- TASK STATEMENT: Copy each line below without leaving any out.

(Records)
## Start
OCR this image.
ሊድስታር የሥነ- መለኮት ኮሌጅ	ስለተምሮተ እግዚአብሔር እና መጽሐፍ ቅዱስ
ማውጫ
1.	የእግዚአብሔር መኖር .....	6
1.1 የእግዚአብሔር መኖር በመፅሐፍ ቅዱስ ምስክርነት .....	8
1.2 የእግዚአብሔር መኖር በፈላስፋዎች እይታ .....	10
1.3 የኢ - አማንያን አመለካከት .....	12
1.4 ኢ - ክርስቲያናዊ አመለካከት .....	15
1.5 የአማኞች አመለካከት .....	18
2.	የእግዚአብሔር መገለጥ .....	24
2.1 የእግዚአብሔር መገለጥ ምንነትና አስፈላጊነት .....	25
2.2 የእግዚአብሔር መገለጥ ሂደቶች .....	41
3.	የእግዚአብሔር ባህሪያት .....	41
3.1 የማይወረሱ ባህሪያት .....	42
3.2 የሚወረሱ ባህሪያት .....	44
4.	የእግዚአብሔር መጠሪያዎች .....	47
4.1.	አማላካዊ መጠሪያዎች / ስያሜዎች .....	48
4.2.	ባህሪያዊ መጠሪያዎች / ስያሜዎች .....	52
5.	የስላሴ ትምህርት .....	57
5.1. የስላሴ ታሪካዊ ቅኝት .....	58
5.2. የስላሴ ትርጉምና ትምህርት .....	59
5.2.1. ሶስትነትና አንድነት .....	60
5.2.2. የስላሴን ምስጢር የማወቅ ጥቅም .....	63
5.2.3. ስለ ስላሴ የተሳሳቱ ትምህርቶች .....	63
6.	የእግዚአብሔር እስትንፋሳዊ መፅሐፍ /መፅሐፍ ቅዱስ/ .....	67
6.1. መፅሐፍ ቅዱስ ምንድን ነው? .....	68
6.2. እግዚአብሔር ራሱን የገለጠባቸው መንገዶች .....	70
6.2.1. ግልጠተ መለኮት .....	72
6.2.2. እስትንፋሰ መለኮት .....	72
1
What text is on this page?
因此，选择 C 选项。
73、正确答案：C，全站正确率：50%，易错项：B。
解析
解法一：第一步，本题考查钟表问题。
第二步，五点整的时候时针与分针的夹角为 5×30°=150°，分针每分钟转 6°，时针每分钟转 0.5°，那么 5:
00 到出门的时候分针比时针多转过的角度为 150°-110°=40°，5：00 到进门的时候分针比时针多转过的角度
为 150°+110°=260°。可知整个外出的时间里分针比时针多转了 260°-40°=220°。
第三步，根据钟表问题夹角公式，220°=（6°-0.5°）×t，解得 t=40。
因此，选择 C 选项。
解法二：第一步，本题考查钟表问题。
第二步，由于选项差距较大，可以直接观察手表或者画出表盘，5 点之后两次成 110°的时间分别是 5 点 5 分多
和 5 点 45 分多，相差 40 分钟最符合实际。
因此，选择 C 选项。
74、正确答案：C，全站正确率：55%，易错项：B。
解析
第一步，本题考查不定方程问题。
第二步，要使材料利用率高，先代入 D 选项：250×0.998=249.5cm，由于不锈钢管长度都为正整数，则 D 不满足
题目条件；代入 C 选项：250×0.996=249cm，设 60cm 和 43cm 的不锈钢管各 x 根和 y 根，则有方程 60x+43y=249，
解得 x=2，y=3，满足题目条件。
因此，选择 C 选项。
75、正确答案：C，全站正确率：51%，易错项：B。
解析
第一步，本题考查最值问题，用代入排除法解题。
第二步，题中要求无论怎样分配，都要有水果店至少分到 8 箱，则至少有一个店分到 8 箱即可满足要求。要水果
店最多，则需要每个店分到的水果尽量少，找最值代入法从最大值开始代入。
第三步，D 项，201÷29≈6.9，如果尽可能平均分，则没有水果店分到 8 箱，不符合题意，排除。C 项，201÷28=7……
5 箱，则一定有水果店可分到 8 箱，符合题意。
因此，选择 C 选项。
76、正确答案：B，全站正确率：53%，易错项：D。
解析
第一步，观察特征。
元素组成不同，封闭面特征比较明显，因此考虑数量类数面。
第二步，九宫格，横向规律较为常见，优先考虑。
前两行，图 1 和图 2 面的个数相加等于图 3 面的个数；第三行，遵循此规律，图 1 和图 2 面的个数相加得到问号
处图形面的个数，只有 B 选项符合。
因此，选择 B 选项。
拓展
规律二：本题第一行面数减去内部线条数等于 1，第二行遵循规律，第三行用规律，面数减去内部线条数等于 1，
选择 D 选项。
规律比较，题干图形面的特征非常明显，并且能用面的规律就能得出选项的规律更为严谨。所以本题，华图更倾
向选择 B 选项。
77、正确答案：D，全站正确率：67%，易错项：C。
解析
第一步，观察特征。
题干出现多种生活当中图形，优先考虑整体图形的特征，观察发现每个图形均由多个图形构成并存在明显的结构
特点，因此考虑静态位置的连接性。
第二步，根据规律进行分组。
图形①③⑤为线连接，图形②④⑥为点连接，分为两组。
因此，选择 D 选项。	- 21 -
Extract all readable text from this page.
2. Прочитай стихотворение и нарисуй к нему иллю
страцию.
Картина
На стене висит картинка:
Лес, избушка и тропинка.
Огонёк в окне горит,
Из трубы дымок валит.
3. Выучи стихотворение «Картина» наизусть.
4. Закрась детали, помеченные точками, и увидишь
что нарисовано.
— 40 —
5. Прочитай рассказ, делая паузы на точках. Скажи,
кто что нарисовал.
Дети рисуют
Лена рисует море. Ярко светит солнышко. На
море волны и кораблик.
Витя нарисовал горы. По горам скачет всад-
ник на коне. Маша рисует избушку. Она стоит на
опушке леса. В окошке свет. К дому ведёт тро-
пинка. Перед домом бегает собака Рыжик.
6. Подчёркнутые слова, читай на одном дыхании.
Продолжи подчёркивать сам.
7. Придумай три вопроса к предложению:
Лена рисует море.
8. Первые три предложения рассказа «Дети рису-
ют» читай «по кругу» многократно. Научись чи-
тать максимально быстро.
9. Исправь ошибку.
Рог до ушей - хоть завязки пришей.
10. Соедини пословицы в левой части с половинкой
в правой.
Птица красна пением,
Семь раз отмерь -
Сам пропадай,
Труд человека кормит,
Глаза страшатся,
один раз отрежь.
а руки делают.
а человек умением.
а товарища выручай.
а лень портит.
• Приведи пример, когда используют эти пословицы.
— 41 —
## End
- OUTPUT FOR THIS EXERCISE:
OCR this image.
ሊድስታር የሥነ- መለኮት ኮሌጅ	ስለተምሮተ እግዚአብሔር እና መጽሐፍ ቅዱስ
ማውጫ
1.	የእግዚአብሔር መኖር .....	6
1.1 የእግዚአብሔር መኖር በመፅሐፍ ቅዱስ ምስክርነት .....	8
1.2 የእግዚአብሔር መኖር በፈላስፋዎች እይታ .....	10
1.3 የኢ - አማንያን አመለካከት .....	12
1.4 ኢ - ክርስቲያናዊ አመለካከት .....	15
1.5 የአማኞች አመለካከት .....	18
2.	የእግዚአብሔር መገለጥ .....	24
2.1 የእግዚአብሔር መገለጥ ምንነትና አስፈላጊነት .....	25
2.2 የእግዚአብሔር መገለጥ ሂደቶች .....	41
3.	የእግዚአብሔር ባህሪያት .....	41
3.1 የማይወረሱ ባህሪያት .....	42
3.2 የሚወረሱ ባህሪያት .....	44
4.	የእግዚአብሔር መጠሪያዎች .....	47
4.1.	አማላካዊ መጠሪያዎች / ስያሜዎች .....	48
4.2.	ባህሪያዊ መጠሪያዎች / ስያሜዎች .....	52
5.	የስላሴ ትምህርት .....	57
5.1. የስላሴ ታሪካዊ ቅኝት .....	58
5.2. የስላሴ ትርጉምና ትምህርት .....	59
5.2.1. ሶስትነትና አንድነት .....	60
5.2.2. የስላሴን ምስጢር የማወቅ ጥቅም .....	63
5.2.3. ስለ ስላሴ የተሳሳቱ ትምህርቶች .....	63
6.	የእግዚአብሔር እስትንፋሳዊ መፅሐፍ /መፅሐፍ ቅዱስ/ .....	67
6.1. መፅሐፍ ቅዱስ ምንድን ነው? .....	68
6.2. እግዚአብሔር ራሱን የገለጠባቸው መንገዶች .....	70
6.2.1. ግልጠተ መለኮት .....	72
6.2.2. እስትንፋሰ መለኮት .....	72
1
What text is on this page?
因此，选择 C 选项。
73、正确答案：C，全站正确率：50%，易错项：B。
解析
解法一：第一步，本题考查钟表问题。
第二步，五点整的时候时针与分针的夹角为 5×30°=150°，分针每分钟转 6°，时针每分钟转 0.5°，那么 5:
00 到出门的时候分针比时针多转过的角度为 150°-110°=40°，5：00 到进门的时候分针比时针多转过的角度
为 150°+110°=260°。可知整个外出的时间里分针比时针多转了 260°-40°=220°。
第三步，根据钟表问题夹角公式，220°=（6°-0.5°）×t，解得 t=40。
因此，选择 C 选项。
解法二：第一步，本题考查钟表问题。
第二步，由于选项差距较大，可以直接观察手表或者画出表盘，5 点之后两次成 110°的时间分别是 5 点 5 分多
和 5 点 45 分多，相差 40 分钟最符合实际。
因此，选择 C 选项。
74、正确答案：C，全站正确率：55%，易错项：B。
解析
第一步，本题考查不定方程问题。
第二步，要使材料利用率高，先代入 D 选项：250×0.998=249.5cm，由于不锈钢管长度都为正整数，则 D 不满足
题目条件；代入 C 选项：250×0.996=249cm，设 60cm 和 43cm 的不锈钢管各 x 根和 y 根，则有方程 60x+43y=249，
解得 x=2，y=3，满足题目条件。
因此，选择 C 选项。
75、正确答案：C，全站正确率：51%，易错项：B。
解析
第一步，本题考查最值问题，用代入排除法解题。
第二步，题中要求无论怎样分配，都要有水果店至少分到 8 箱，则至少有一个店分到 8 箱即可满足要求。要水果
店最多，则需要每个店分到的水果尽量少，找最值代入法从最大值开始代入。
第三步，D 项，201÷29≈6.9，如果尽可能平均分，则没有水果店分到 8 箱，不符合题意，排除。C 项，201÷28=7……
5 箱，则一定有水果店可分到 8 箱，符合题意。
因此，选择 C 选项。
76、正确答案：B，全站正确率：53%，易错项：D。
解析
第一步，观察特征。
元素组成不同，封闭面特征比较明显，因此考虑数量类数面。
第二步，九宫格，横向规律较为常见，优先考虑。
前两行，图 1 和图 2 面的个数相加等于图 3 面的个数；第三行，遵循此规律，图 1 和图 2 面的个数相加得到问号
处图形面的个数，只有 B 选项符合。
因此，选择 B 选项。
拓展
规律二：本题第一行面数减去内部线条数等于 1，第二行遵循规律，第三行用规律，面数减去内部线条数等于 1，
选择 D 选项。
规律比较，题干图形面的特征非常明显，并且能用面的规律就能得出选项的规律更为严谨。所以本题，华图更倾
向选择 B 选项。
77、正确答案：D，全站正确率：67%，易错项：C。
解析
第一步，观察特征。
题干出现多种生活当中图形，优先考虑整体图形的特征，观察发现每个图形均由多个图形构成并存在明显的结构
特点，因此考虑静态位置的连接性。
第二步，根据规律进行分组。
图形①③⑤为线连接，图形②④⑥为点连接，分为两组。
因此，选择 D 选项。	- 21 -
Extract all readable text from this page.
2. Прочитай стихотворение и нарисуй к нему иллю
страцию.
Картина
На стене висит картинка:
Лес, избушка и тропинка.
Огонёк в окне горит,
Из трубы дымок валит.
3. Выучи стихотворение «Картина» наизусть.
4. Закрась детали, помеченные точками, и увидишь
что нарисовано.
— 40 —
5. Прочитай рассказ, делая паузы на точках. Скажи,
кто что нарисовал.
Дети рисуют
Лена рисует море. Ярко светит солнышко. На
море волны и кораблик.
Витя нарисовал горы. По горам скачет всад-
ник на коне. Маша рисует избушку. Она стоит на
опушке леса. В окошке свет. К дому ведёт тро-
пинка. Перед домом бегает собака Рыжик.
6. Подчёркнутые слова, читай на одном дыхании.
Продолжи подчёркивать сам.
7. Придумай три вопроса к предложению:
Лена рисует море.
8. Первые три предложения рассказа «Дети рису-
ют» читай «по кругу» многократно. Научись чи-
тать максимально быстро.
9. Исправь ошибку.
Рог до ушей - хоть завязки пришей.
10. Соедини пословицы в левой части с половинкой
в правой.
Птица красна пением,
Семь раз отмерь -
Сам пропадай,
Труд человека кормит,
Глаза страшатся,
один раз отрежь.
а руки делают.
а человек умением.
а товарища выручай.
а лень портит.
• Приведи пример, когда используют эти пословицы.
— 41 —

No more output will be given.